**Aim:** Repeat the whole of the data, keeping every detail the same.

**Extracted data entries:**
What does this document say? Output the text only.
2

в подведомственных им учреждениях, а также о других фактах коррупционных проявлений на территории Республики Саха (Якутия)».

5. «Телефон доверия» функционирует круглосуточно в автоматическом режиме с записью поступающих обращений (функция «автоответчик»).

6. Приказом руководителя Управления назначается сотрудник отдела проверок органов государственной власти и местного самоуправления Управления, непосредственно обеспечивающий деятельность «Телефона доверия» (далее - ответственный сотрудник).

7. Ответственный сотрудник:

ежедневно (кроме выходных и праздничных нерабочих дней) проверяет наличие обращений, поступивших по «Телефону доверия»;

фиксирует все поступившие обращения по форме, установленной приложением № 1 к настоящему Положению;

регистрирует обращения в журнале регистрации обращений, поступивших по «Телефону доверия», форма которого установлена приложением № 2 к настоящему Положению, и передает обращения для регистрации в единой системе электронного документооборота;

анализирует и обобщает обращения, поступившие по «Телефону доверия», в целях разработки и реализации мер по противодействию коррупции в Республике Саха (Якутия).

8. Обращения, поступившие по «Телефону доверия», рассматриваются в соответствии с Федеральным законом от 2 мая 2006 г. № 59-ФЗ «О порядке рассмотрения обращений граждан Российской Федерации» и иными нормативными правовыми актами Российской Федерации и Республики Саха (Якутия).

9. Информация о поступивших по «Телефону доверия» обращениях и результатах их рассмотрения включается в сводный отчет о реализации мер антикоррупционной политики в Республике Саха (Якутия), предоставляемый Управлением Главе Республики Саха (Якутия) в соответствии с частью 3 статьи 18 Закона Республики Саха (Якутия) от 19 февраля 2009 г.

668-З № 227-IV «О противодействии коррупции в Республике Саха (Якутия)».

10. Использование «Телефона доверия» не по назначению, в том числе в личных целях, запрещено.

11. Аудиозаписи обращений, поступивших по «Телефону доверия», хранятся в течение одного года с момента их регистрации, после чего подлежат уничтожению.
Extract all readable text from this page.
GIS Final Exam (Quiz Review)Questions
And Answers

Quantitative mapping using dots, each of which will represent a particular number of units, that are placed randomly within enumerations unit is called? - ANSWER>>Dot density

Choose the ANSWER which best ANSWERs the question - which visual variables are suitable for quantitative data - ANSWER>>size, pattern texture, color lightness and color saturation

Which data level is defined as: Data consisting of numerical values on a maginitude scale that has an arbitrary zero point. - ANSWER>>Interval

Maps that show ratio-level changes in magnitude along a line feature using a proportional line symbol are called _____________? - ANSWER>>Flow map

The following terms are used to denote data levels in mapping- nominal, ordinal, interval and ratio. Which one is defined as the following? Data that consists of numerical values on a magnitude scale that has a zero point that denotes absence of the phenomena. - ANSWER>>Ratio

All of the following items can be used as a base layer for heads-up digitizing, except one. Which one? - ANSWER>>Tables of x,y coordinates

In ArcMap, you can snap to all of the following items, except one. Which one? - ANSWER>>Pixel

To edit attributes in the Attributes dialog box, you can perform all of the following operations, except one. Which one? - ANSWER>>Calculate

**In response:**
What does this document say? Output the text only.
2

в подведомственных им учреждениях, а также о других фактах коррупционных проявлений на территории Республики Саха (Якутия)».

5. «Телефон доверия» функционирует круглосуточно в автоматическом режиме с записью поступающих обращений (функция «автоответчик»).

6. Приказом руководителя Управления назначается сотрудник отдела проверок органов государственной власти и местного самоуправления Управления, непосредственно обеспечивающий деятельность «Телефона доверия» (далее - ответственный сотрудник).

7. Ответственный сотрудник:

ежедневно (кроме выходных и праздничных нерабочих дней) проверяет наличие обращений, поступивших по «Телефону доверия»;

фиксирует все поступившие обращения по форме, установленной приложением № 1 к настоящему Положению;

регистрирует обращения в журнале регистрации обращений, поступивших по «Телефону доверия», форма которого установлена приложением № 2 к настоящему Положению, и передает обращения для регистрации в единой системе электронного документооборота;

анализирует и обобщает обращения, поступившие по «Телефону доверия», в целях разработки и реализации мер по противодействию коррупции в Республике Саха (Якутия).

8. Обращения, поступившие по «Телефону доверия», рассматриваются в соответствии с Федеральным законом от 2 мая 2006 г. № 59-ФЗ «О порядке рассмотрения обращений граждан Российской Федерации» и иными нормативными правовыми актами Российской Федерации и Республики Саха (Якутия).

9. Информация о поступивших по «Телефону доверия» обращениях и результатах их рассмотрения включается в сводный отчет о реализации мер антикоррупционной политики в Республике Саха (Якутия), предоставляемый Управлением Главе Республики Саха (Якутия) в соответствии с частью 3 статьи 18 Закона Республики Саха (Якутия) от 19 февраля 2009 г.

668-З № 227-IV «О противодействии коррупции в Республике Саха (Якутия)».

10. Использование «Телефона доверия» не по назначению, в том числе в личных целях, запрещено.

11. Аудиозаписи обращений, поступивших по «Телефону доверия», хранятся в течение одного года с момента их регистрации, после чего подлежат уничтожению.
Extract all readable text from this page.
GIS Final Exam (Quiz Review)Questions
And Answers

Quantitative mapping using dots, each of which will represent a particular number of units, that are placed randomly within enumerations unit is called? - ANSWER>>Dot density

Choose the ANSWER which best ANSWERs the question - which visual variables are suitable for quantitative data - ANSWER>>size, pattern texture, color lightness and color saturation

Which data level is defined as: Data consisting of numerical values on a maginitude scale that has an arbitrary zero point. - ANSWER>>Interval

Maps that show ratio-level changes in magnitude along a line feature using a proportional line symbol are called _____________? - ANSWER>>Flow map

The following terms are used to denote data levels in mapping- nominal, ordinal, interval and ratio. Which one is defined as the following? Data that consists of numerical values on a magnitude scale that has a zero point that denotes absence of the phenomena. - ANSWER>>Ratio

All of the following items can be used as a base layer for heads-up digitizing, except one. Which one? - ANSWER>>Tables of x,y coordinates

In ArcMap, you can snap to all of the following items, except one. Which one? - ANSWER>>Pixel

To edit attributes in the Attributes dialog box, you can perform all of the following operations, except one. Which one? - ANSWER>>Calculate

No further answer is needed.